Exercise instructions
Rewrite the material below with each instance of "Description with numbered items" changed to "Description with reference numerals" and everything else left as it is.

----------

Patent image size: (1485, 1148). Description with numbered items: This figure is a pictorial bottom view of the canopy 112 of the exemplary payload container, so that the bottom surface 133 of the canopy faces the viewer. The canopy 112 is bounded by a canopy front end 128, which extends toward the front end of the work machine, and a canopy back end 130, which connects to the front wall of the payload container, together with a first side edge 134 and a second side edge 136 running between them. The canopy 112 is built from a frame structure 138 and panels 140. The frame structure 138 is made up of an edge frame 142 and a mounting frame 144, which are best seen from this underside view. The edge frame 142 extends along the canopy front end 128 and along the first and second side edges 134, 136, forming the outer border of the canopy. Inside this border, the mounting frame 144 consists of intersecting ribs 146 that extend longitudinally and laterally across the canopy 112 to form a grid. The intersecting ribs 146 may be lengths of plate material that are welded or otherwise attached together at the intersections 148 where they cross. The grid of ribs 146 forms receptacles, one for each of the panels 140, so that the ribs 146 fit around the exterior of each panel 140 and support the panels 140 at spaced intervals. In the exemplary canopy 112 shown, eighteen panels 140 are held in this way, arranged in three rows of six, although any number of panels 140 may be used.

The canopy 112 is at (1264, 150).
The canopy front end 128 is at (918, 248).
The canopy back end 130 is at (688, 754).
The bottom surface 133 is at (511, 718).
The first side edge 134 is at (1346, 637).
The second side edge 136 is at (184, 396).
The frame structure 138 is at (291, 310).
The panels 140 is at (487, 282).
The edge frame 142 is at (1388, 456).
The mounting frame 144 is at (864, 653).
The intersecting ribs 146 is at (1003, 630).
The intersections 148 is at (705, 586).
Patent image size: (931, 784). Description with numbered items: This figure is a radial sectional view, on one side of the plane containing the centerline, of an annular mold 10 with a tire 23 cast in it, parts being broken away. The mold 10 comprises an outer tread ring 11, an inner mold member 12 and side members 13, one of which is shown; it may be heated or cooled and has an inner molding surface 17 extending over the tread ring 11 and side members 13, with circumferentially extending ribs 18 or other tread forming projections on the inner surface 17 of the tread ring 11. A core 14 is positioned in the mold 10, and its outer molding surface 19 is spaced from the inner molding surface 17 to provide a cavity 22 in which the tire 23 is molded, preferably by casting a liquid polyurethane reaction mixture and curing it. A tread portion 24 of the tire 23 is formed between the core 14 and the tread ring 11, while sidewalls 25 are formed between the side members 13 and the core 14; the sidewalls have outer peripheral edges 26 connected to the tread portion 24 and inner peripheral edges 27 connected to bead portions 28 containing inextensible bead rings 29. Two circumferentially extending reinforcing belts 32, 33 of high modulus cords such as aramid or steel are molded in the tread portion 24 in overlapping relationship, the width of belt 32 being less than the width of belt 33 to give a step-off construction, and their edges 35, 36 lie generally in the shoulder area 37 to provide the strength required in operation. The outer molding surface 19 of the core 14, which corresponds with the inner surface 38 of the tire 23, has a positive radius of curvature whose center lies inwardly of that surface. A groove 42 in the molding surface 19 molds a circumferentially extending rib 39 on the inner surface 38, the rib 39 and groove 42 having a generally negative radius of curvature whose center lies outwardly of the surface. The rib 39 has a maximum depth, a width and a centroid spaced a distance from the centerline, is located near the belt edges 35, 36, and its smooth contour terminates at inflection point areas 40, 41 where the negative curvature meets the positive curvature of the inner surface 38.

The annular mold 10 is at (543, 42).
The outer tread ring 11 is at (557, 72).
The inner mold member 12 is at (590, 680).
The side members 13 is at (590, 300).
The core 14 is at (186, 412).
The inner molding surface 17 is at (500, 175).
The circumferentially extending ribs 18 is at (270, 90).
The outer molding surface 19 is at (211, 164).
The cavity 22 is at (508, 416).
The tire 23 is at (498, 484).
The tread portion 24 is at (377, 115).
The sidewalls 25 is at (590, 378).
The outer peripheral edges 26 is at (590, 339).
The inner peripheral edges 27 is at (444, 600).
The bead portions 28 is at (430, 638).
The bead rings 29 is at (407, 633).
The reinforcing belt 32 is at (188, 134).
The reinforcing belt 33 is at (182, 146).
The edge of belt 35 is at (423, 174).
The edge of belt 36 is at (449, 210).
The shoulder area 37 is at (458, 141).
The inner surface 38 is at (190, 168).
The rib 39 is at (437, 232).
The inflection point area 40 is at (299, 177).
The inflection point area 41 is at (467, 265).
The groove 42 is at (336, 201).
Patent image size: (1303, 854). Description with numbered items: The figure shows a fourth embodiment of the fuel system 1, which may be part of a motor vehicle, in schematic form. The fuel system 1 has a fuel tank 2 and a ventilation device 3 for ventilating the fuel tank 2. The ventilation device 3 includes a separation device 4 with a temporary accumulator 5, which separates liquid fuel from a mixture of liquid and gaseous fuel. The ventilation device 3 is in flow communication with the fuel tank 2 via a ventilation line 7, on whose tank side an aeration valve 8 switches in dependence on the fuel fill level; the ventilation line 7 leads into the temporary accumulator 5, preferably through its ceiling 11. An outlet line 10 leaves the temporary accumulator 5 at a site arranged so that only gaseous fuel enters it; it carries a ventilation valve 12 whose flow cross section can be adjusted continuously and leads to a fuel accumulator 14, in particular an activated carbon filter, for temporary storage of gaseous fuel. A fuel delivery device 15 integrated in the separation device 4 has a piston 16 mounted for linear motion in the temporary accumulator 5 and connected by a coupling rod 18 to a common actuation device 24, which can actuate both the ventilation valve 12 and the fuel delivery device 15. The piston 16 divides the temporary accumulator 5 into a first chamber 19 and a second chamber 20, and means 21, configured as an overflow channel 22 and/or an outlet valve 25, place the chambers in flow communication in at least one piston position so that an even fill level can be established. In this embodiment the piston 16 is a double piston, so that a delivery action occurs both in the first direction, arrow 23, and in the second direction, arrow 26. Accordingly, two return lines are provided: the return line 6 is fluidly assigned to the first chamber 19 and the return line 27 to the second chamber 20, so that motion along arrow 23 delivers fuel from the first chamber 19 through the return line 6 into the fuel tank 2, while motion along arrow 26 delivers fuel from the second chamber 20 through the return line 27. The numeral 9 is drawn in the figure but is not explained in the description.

----------

Task solution
Patent image size: (1485, 1148). Description with reference numerals: This figure is a pictorial bottom view of the canopy 112 of the exemplary payload container, so that the bottom surface 133 of the canopy faces the viewer. The canopy 112 is bounded by a canopy front end 128, which extends toward the front end of the work machine, and a canopy back end 130, which connects to the front wall of the payload container, together with a first side edge 134 and a second side edge 136 running between them. The canopy 112 is built from a frame structure 138 and panels 140. The frame structure 138 is made up of an edge frame 142 and a mounting frame 144, which are best seen from this underside view. The edge frame 142 extends along the canopy front end 128 and along the first and second side edges 134, 136, forming the outer border of the canopy. Inside this border, the mounting frame 144 consists of intersecting ribs 146 that extend longitudinally and laterally across the canopy 112 to form a grid. The intersecting ribs 146 may be lengths of plate material that are welded or otherwise attached together at the intersections 148 where they cross. The grid of ribs 146 forms receptacles, one for each of the panels 140, so that the ribs 146 fit around the exterior of each panel 140 and support the panels 140 at spaced intervals. In the exemplary canopy 112 shown, eighteen panels 140 are held in this way, arranged in three rows of six, although any number of panels 140 may be used.

The canopy 112 is at (1264, 150).
The canopy front end 128 is at (918, 248).
The canopy back end 130 is at (688, 754).
The bottom surface 133 is at (511, 718).
The first side edge 134 is at (1346, 637).
The second side edge 136 is at (184, 396).
The frame structure 138 is at (291, 310).
The panels 140 is at (487, 282).
The edge frame 142 is at (1388, 456).
The mounting frame 144 is at (864, 653).
The intersecting ribs 146 is at (1003, 630).
The intersections 148 is at (705, 586).
Patent image size: (931, 784). Description with reference numerals: This figure is a radial sectional view, on one side of the plane containing the centerline, of an annular mold 10 with a tire 23 cast in it, parts being broken away. The mold 10 comprises an outer tread ring 11, an inner mold member 12 and side members 13, one of which is shown; it may be heated or cooled and has an inner molding surface 17 extending over the tread ring 11 and side members 13, with circumferentially extending ribs 18 or other tread forming projections on the inner surface 17 of the tread ring 11. A core 14 is positioned in the mold 10, and its outer molding surface 19 is spaced from the inner molding surface 17 to provide a cavity 22 in which the tire 23 is molded, preferably by casting a liquid polyurethane reaction mixture and curing it. A tread portion 24 of the tire 23 is formed between the core 14 and the tread ring 11, while sidewalls 25 are formed between the side members 13 and the core 14; the sidewalls have outer peripheral edges 26 connected to the tread portion 24 and inner peripheral edges 27 connected to bead portions 28 containing inextensible bead rings 29. Two circumferentially extending reinforcing belts 32, 33 of high modulus cords such as aramid or steel are molded in the tread portion 24 in overlapping relationship, the width of belt 32 being less than the width of belt 33 to give a step-off construction, and their edges 35, 36 lie generally in the shoulder area 37 to provide the strength required in operation. The outer molding surface 19 of the core 14, which corresponds with the inner surface 38 of the tire 23, has a positive radius of curvature whose center lies inwardly of that surface. A groove 42 in the molding surface 19 molds a circumferentially extending rib 39 on the inner surface 38, the rib 39 and groove 42 having a generally negative radius of curvature whose center lies outwardly of the surface. The rib 39 has a maximum depth, a width and a centroid spaced a distance from the centerline, is located near the belt edges 35, 36, and its smooth contour terminates at inflection point areas 40, 41 where the negative curvature meets the positive curvature of the inner surface 38.

The annular mold 10 is at (543, 42).
The outer tread ring 11 is at (557, 72).
The inner mold member 12 is at (590, 680).
The side members 13 is at (590, 300).
The core 14 is at (186, 412).
The inner molding surface 17 is at (500, 175).
The circumferentially extending ribs 18 is at (270, 90).
The outer molding surface 19 is at (211, 164).
The cavity 22 is at (508, 416).
The tire 23 is at (498, 484).
The tread portion 24 is at (377, 115).
The sidewalls 25 is at (590, 378).
The outer peripheral edges 26 is at (590, 339).
The inner peripheral edges 27 is at (444, 600).
The bead portions 28 is at (430, 638).
The bead rings 29 is at (407, 633).
The reinforcing belt 32 is at (188, 134).
The reinforcing belt 33 is at (182, 146).
The edge of belt 35 is at (423, 174).
The edge of belt 36 is at (449, 210).
The shoulder area 37 is at (458, 141).
The inner surface 38 is at (190, 168).
The rib 39 is at (437, 232).
The inflection point area 40 is at (299, 177).
The inflection point area 41 is at (467, 265).
The groove 42 is at (336, 201).
Patent image size: (1303, 854). Description with reference numerals: The figure shows a fourth embodiment of the fuel system 1, which may be part of a motor vehicle, in schematic form. The fuel system 1 has a fuel tank 2 and a ventilation device 3 for ventilating the fuel tank 2. The ventilation device 3 includes a separation device 4 with a temporary accumulator 5, which separates liquid fuel from a mixture of liquid and gaseous fuel. The ventilation device 3 is in flow communication with the fuel tank 2 via a ventilation line 7, on whose tank side an aeration valve 8 switches in dependence on the fuel fill level; the ventilation line 7 leads into the temporary accumulator 5, preferably through its ceiling 11. An outlet line 10 leaves the temporary accumulator 5 at a site arranged so that only gaseous fuel enters it; it carries a ventilation valve 12 whose flow cross section can be adjusted continuously and leads to a fuel accumulator 14, in particular an activated carbon filter, for temporary storage of gaseous fuel. A fuel delivery device 15 integrated in the separation device 4 has a piston 16 mounted for linear motion in the temporary accumulator 5 and connected by a coupling rod 18 to a common actuation device 24, which can actuate both the ventilation valve 12 and the fuel delivery device 15. The piston 16 divides the temporary accumulator 5 into a first chamber 19 and a second chamber 20, and means 21, configured as an overflow channel 22 and/or an outlet valve 25, place the chambers in flow communication in at least one piston position so that an even fill level can be established. In this embodiment the piston 16 is a double piston, so that a delivery action occurs both in the first direction, arrow 23, and in the second direction, arrow 26. Accordingly, two return lines are provided: the return line 6 is fluidly assigned to the first chamber 19 and the return line 27 to the second chamber 20, so that motion along arrow 23 delivers fuel from the first chamber 19 through the return line 6 into the fuel tank 2, while motion along arrow 26 delivers fuel from the second chamber 20 through the return line 27. The numeral 9 is drawn in the figure but is not explained in the description.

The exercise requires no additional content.